PROVIDED ENTRIES
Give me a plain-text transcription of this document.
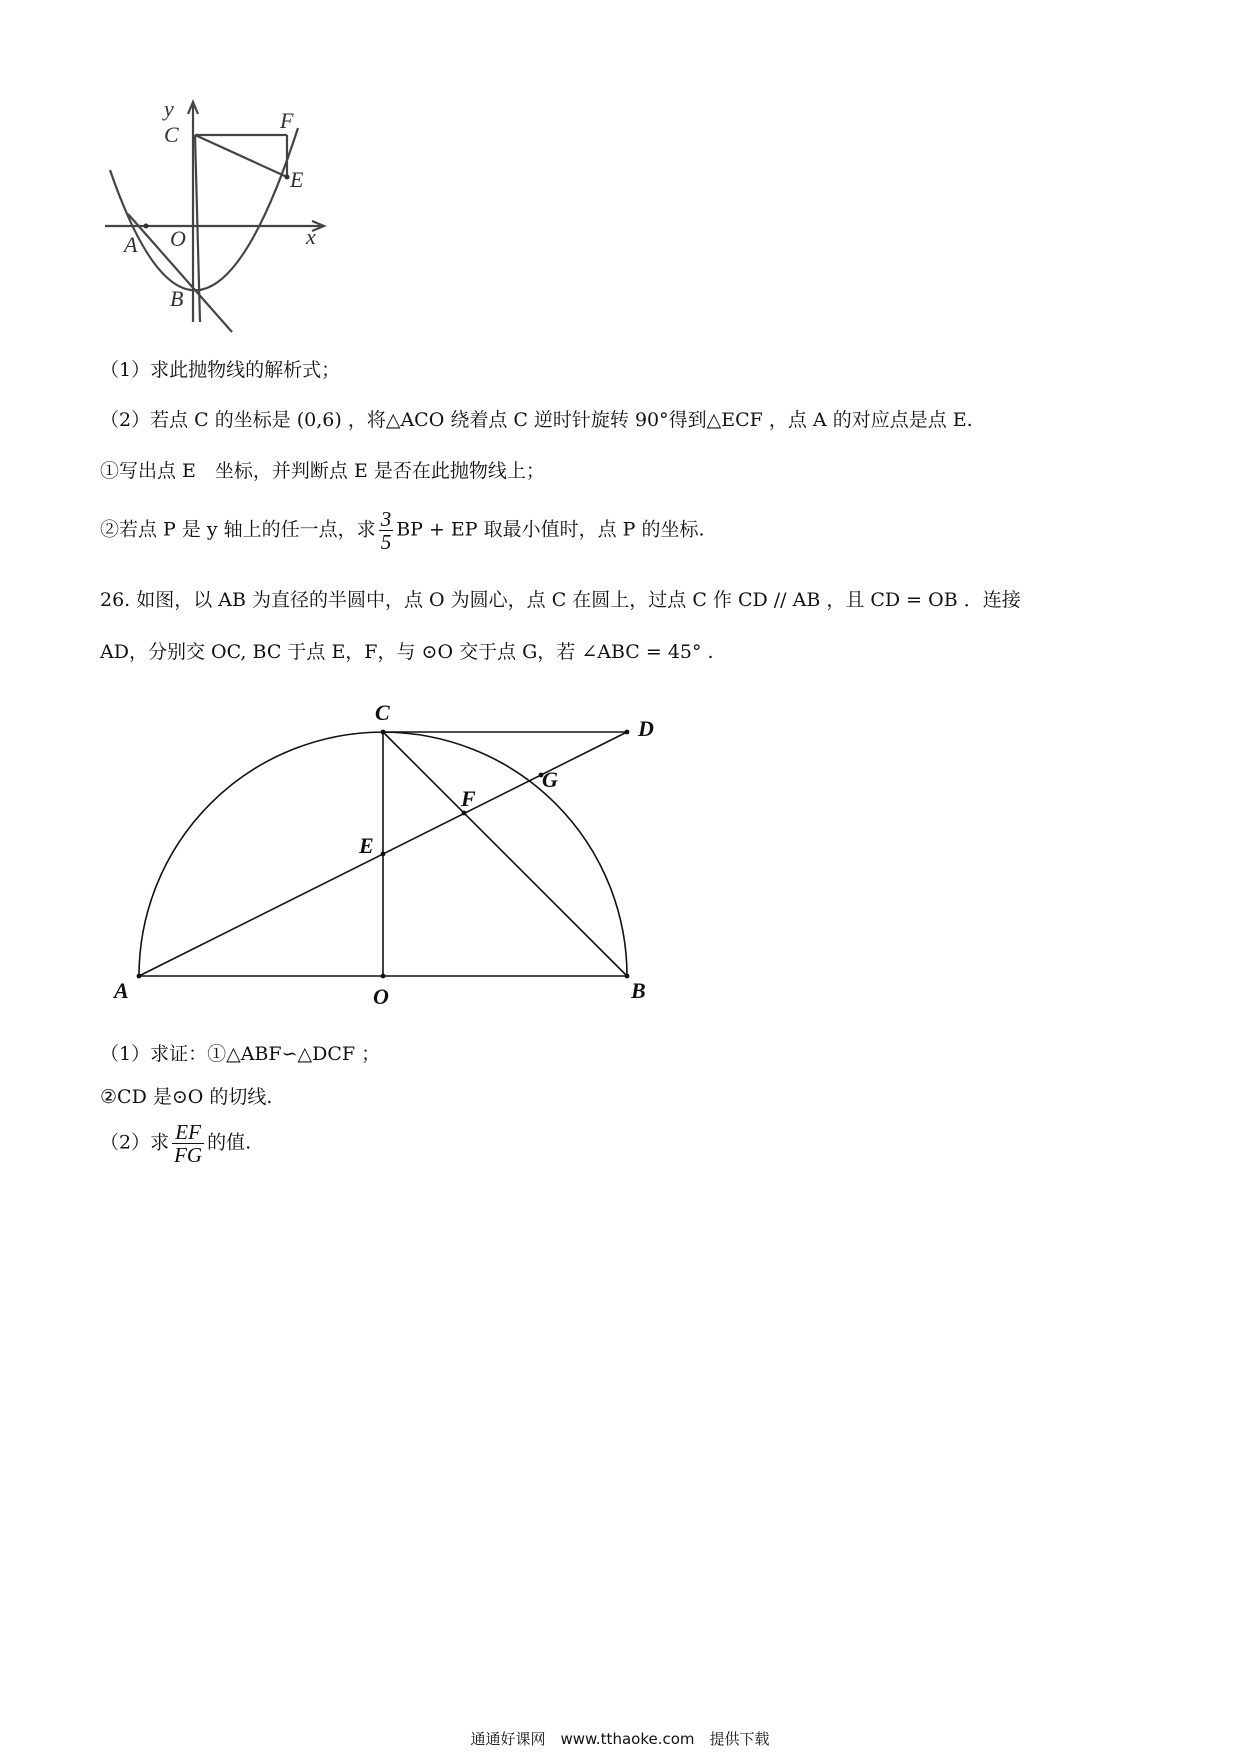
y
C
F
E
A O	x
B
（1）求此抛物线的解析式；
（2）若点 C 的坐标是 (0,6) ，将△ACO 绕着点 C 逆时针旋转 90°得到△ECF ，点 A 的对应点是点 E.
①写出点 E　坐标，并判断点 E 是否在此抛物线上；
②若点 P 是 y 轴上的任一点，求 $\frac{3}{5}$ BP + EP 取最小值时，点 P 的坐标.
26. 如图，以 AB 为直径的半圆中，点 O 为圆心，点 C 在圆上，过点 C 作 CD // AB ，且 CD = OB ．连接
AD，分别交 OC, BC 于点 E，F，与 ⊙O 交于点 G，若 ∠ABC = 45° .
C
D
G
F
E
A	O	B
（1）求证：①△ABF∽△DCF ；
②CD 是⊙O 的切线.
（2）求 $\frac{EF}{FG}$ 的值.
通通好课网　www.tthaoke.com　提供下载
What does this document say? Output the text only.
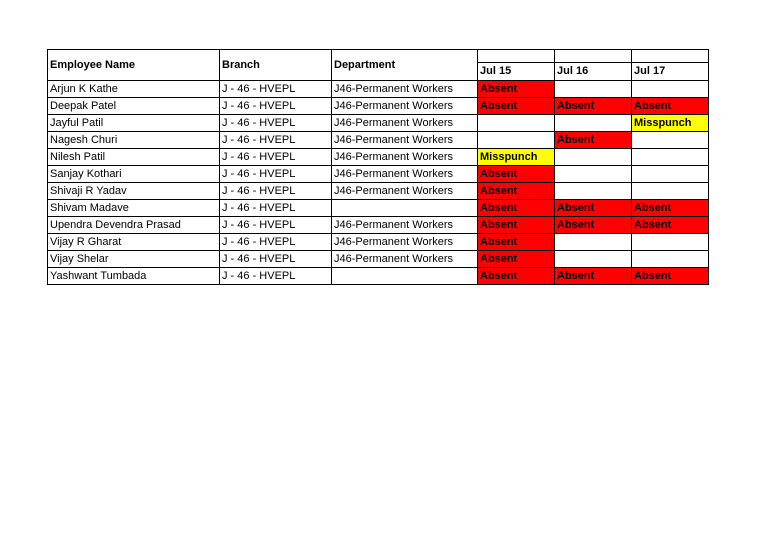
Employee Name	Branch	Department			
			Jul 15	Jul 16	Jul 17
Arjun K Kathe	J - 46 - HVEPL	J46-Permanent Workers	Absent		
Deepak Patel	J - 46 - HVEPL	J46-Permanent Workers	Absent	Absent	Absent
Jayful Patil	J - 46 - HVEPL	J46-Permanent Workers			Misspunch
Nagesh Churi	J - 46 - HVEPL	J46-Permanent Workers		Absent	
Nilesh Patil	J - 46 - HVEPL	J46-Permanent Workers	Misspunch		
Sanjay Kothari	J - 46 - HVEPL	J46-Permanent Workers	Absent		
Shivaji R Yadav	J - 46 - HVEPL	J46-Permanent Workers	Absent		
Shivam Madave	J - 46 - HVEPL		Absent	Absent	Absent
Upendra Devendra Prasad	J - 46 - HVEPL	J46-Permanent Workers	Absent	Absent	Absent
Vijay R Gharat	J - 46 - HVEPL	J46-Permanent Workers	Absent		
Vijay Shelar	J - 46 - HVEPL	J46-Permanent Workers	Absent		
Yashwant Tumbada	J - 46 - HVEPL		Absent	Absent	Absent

YOUR GOAL
The word "document" may occur in lines of the records. Report how many such lines there are, giving only the number.

FINISHED ANSWER
2